Each entry below is to be printed verbatim.

Excerpts from a figure dataset
* BEGIN *
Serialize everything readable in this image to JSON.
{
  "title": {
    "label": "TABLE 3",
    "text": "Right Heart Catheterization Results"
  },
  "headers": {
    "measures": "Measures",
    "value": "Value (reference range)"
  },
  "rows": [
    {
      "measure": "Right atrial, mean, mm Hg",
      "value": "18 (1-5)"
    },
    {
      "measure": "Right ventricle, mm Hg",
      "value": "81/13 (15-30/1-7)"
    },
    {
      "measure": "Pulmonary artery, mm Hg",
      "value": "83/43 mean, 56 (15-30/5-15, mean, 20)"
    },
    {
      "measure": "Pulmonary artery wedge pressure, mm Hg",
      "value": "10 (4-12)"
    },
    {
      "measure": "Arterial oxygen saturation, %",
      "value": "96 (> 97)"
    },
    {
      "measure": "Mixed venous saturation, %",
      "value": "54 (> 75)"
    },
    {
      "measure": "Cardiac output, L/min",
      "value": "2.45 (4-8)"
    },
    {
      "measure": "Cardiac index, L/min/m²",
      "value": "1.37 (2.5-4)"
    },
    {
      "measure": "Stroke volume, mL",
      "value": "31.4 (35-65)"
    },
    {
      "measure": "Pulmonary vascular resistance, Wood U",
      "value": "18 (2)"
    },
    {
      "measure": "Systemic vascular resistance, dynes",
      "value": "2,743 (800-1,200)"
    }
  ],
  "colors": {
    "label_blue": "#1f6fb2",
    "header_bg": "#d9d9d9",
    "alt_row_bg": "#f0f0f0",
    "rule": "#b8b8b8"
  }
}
* END *
▸ **EXERCISE RESULT**
Serialize everything readable in this image to JSON.
{
  "title": {
    "label": "TABLE 3",
    "text": "Right Heart Catheterization Results"
  },
  "headers": {
    "measures": "Measures",
    "value": "Value (reference range)"
  },
  "rows": [
    {
      "measure": "Right atrial, mean, mm Hg",
      "value": "18 (1-5)"
    },
    {
      "measure": "Right ventricle, mm Hg",
      "value": "81/13 (15-30/1-7)"
    },
    {
      "measure": "Pulmonary artery, mm Hg",
      "value": "83/43 mean, 56 (15-30/5-15, mean, 20)"
    },
    {
      "measure": "Pulmonary artery wedge pressure, mm Hg",
      "value": "10 (4-12)"
    },
    {
      "measure": "Arterial oxygen saturation, %",
      "value": "96 (> 97)"
    },
    {
      "measure": "Mixed venous saturation, %",
      "value": "54 (> 75)"
    },
    {
      "measure": "Cardiac output, L/min",
      "value": "2.45 (4-8)"
    },
    {
      "measure": "Cardiac index, L/min/m²",
      "value": "1.37 (2.5-4)"
    },
    {
      "measure": "Stroke volume, mL",
      "value": "31.4 (35-65)"
    },
    {
      "measure": "Pulmonary vascular resistance, Wood U",
      "value": "18 (2)"
    },
    {
      "measure": "Systemic vascular resistance, dynes",
      "value": "2,743 (800-1,200)"
    }
  ],
  "colors": {
    "label_blue": "#1f6fb2",
    "header_bg": "#d9d9d9",
    "alt_row_bg": "#f0f0f0",
    "rule": "#b8b8b8"
  }
}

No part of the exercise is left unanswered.